The material below should be written out in full and exactly; pictures stay out of the copy.
---
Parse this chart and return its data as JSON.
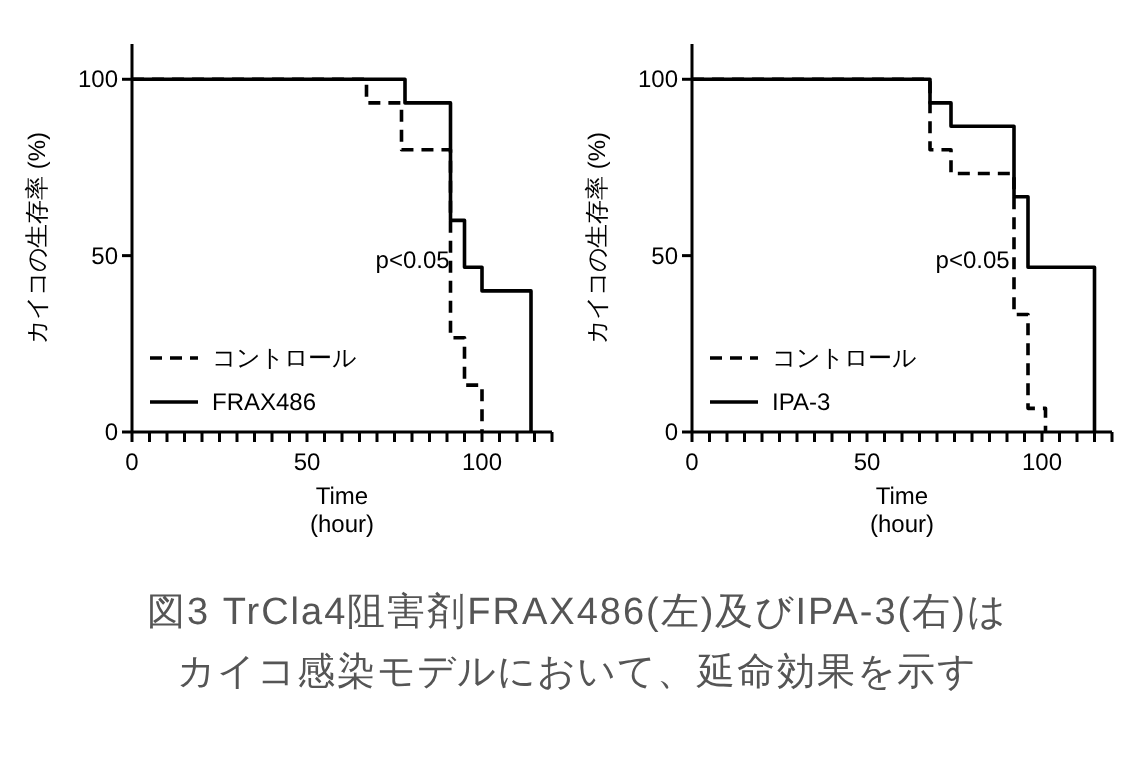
{
  "chart_data": [
    {
      "type": "step",
      "ylabel": "カイコの生存率 (%)",
      "xlabel": "Time\n(hour)",
      "xlim": [
        0,
        120
      ],
      "xticks": [
        0,
        {
          "value": 5,
          "label": null
        },
        {
          "value": 10,
          "label": null
        },
        {
          "value": 15,
          "label": null
        },
        {
          "value": 20,
          "label": null
        },
        {
          "value": 25,
          "label": null
        },
        {
          "value": 30,
          "label": null
        },
        {
          "value": 35,
          "label": null
        },
        {
          "value": 40,
          "label": null
        },
        {
          "value": 45,
          "label": null
        },
        50,
        {
          "value": 55,
          "label": null
        },
        {
          "value": 60,
          "label": null
        },
        {
          "value": 65,
          "label": null
        },
        {
          "value": 70,
          "label": null
        },
        {
          "value": 75,
          "label": null
        },
        {
          "value": 80,
          "label": null
        },
        {
          "value": 85,
          "label": null
        },
        {
          "value": 90,
          "label": null
        },
        {
          "value": 95,
          "label": null
        },
        100,
        {
          "value": 105,
          "label": null
        },
        {
          "value": 110,
          "label": null
        },
        {
          "value": 115,
          "label": null
        },
        {
          "value": 120,
          "label": null
        }
      ],
      "ylim": [
        0,
        110
      ],
      "yticks": [
        0,
        50,
        100
      ],
      "legend": "bottom left",
      "marker": "none",
      "annotations": [
        "p<0.05"
      ],
      "series": [
        {
          "name": "コントロール",
          "color": "#000000",
          "line_style": "dashed",
          "x": [
            0,
            67,
            77,
            91,
            95,
            100
          ],
          "values": [
            100,
            93.3,
            80,
            26.7,
            13.3,
            0
          ]
        },
        {
          "name": "FRAX486",
          "color": "#000000",
          "line_style": "solid",
          "x": [
            0,
            78,
            91,
            95,
            100,
            114
          ],
          "values": [
            100,
            93.3,
            60,
            46.7,
            40,
            0
          ]
        }
      ]
    },
    {
      "type": "step",
      "ylabel": "カイコの生存率 (%)",
      "xlabel": "Time\n(hour)",
      "xlim": [
        0,
        120
      ],
      "xticks": [
        0,
        {
          "value": 5,
          "label": null
        },
        {
          "value": 10,
          "label": null
        },
        {
          "value": 15,
          "label": null
        },
        {
          "value": 20,
          "label": null
        },
        {
          "value": 25,
          "label": null
        },
        {
          "value": 30,
          "label": null
        },
        {
          "value": 35,
          "label": null
        },
        {
          "value": 40,
          "label": null
        },
        {
          "value": 45,
          "label": null
        },
        50,
        {
          "value": 55,
          "label": null
        },
        {
          "value": 60,
          "label": null
        },
        {
          "value": 65,
          "label": null
        },
        {
          "value": 70,
          "label": null
        },
        {
          "value": 75,
          "label": null
        },
        {
          "value": 80,
          "label": null
        },
        {
          "value": 85,
          "label": null
        },
        {
          "value": 90,
          "label": null
        },
        {
          "value": 95,
          "label": null
        },
        100,
        {
          "value": 105,
          "label": null
        },
        {
          "value": 110,
          "label": null
        },
        {
          "value": 115,
          "label": null
        },
        {
          "value": 120,
          "label": null
        }
      ],
      "ylim": [
        0,
        110
      ],
      "yticks": [
        0,
        50,
        100
      ],
      "legend": "bottom left",
      "marker": "none",
      "annotations": [
        "p<0.05"
      ],
      "series": [
        {
          "name": "コントロール",
          "color": "#000000",
          "line_style": "dashed",
          "x": [
            0,
            68,
            74,
            92,
            96,
            101
          ],
          "values": [
            100,
            80,
            73.3,
            33.3,
            6.7,
            0
          ]
        },
        {
          "name": "IPA-3",
          "color": "#000000",
          "line_style": "solid",
          "x": [
            0,
            68,
            74,
            92,
            96,
            115
          ],
          "values": [
            100,
            93.3,
            86.7,
            66.7,
            46.7,
            0
          ]
        }
      ]
    },
    {
      "type": "other",
      "title": "図3 TrCla4阻害剤FRAX486(左)及びIPA-3(右)はカイコ感染モデルにおいて、延命効果を示す"
    }
  ]
}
---
- RESULT OF THIS EXERCISE
Parse this chart and return its data as JSON.
{
  "chart_data": [
    {
      "type": "step",
      "ylabel": "カイコの生存率 (%)",
      "xlabel": "Time\n(hour)",
      "xlim": [
        0,
        120
      ],
      "xticks": [
        0,
        {
          "value": 5,
          "label": null
        },
        {
          "value": 10,
          "label": null
        },
        {
          "value": 15,
          "label": null
        },
        {
          "value": 20,
          "label": null
        },
        {
          "value": 25,
          "label": null
        },
        {
          "value": 30,
          "label": null
        },
        {
          "value": 35,
          "label": null
        },
        {
          "value": 40,
          "label": null
        },
        {
          "value": 45,
          "label": null
        },
        50,
        {
          "value": 55,
          "label": null
        },
        {
          "value": 60,
          "label": null
        },
        {
          "value": 65,
          "label": null
        },
        {
          "value": 70,
          "label": null
        },
        {
          "value": 75,
          "label": null
        },
        {
          "value": 80,
          "label": null
        },
        {
          "value": 85,
          "label": null
        },
        {
          "value": 90,
          "label": null
        },
        {
          "value": 95,
          "label": null
        },
        100,
        {
          "value": 105,
          "label": null
        },
        {
          "value": 110,
          "label": null
        },
        {
          "value": 115,
          "label": null
        },
        {
          "value": 120,
          "label": null
        }
      ],
      "ylim": [
        0,
        110
      ],
      "yticks": [
        0,
        50,
        100
      ],
      "legend": "bottom left",
      "marker": "none",
      "annotations": [
        "p<0.05"
      ],
      "series": [
        {
          "name": "コントロール",
          "color": "#000000",
          "line_style": "dashed",
          "x": [
            0,
            67,
            77,
            91,
            95,
            100
          ],
          "values": [
            100,
            93.3,
            80,
            26.7,
            13.3,
            0
          ]
        },
        {
          "name": "FRAX486",
          "color": "#000000",
          "line_style": "solid",
          "x": [
            0,
            78,
            91,
            95,
            100,
            114
          ],
          "values": [
            100,
            93.3,
            60,
            46.7,
            40,
            0
          ]
        }
      ]
    },
    {
      "type": "step",
      "ylabel": "カイコの生存率 (%)",
      "xlabel": "Time\n(hour)",
      "xlim": [
        0,
        120
      ],
      "xticks": [
        0,
        {
          "value": 5,
          "label": null
        },
        {
          "value": 10,
          "label": null
        },
        {
          "value": 15,
          "label": null
        },
        {
          "value": 20,
          "label": null
        },
        {
          "value": 25,
          "label": null
        },
        {
          "value": 30,
          "label": null
        },
        {
          "value": 35,
          "label": null
        },
        {
          "value": 40,
          "label": null
        },
        {
          "value": 45,
          "label": null
        },
        50,
        {
          "value": 55,
          "label": null
        },
        {
          "value": 60,
          "label": null
        },
        {
          "value": 65,
          "label": null
        },
        {
          "value": 70,
          "label": null
        },
        {
          "value": 75,
          "label": null
        },
        {
          "value": 80,
          "label": null
        },
        {
          "value": 85,
          "label": null
        },
        {
          "value": 90,
          "label": null
        },
        {
          "value": 95,
          "label": null
        },
        100,
        {
          "value": 105,
          "label": null
        },
        {
          "value": 110,
          "label": null
        },
        {
          "value": 115,
          "label": null
        },
        {
          "value": 120,
          "label": null
        }
      ],
      "ylim": [
        0,
        110
      ],
      "yticks": [
        0,
        50,
        100
      ],
      "legend": "bottom left",
      "marker": "none",
      "annotations": [
        "p<0.05"
      ],
      "series": [
        {
          "name": "コントロール",
          "color": "#000000",
          "line_style": "dashed",
          "x": [
            0,
            68,
            74,
            92,
            96,
            101
          ],
          "values": [
            100,
            80,
            73.3,
            33.3,
            6.7,
            0
          ]
        },
        {
          "name": "IPA-3",
          "color": "#000000",
          "line_style": "solid",
          "x": [
            0,
            68,
            74,
            92,
            96,
            115
          ],
          "values": [
            100,
            93.3,
            86.7,
            66.7,
            46.7,
            0
          ]
        }
      ]
    },
    {
      "type": "other",
      "title": "図3 TrCla4阻害剤FRAX486(左)及びIPA-3(右)はカイコ感染モデルにおいて、延命効果を示す"
    }
  ]
}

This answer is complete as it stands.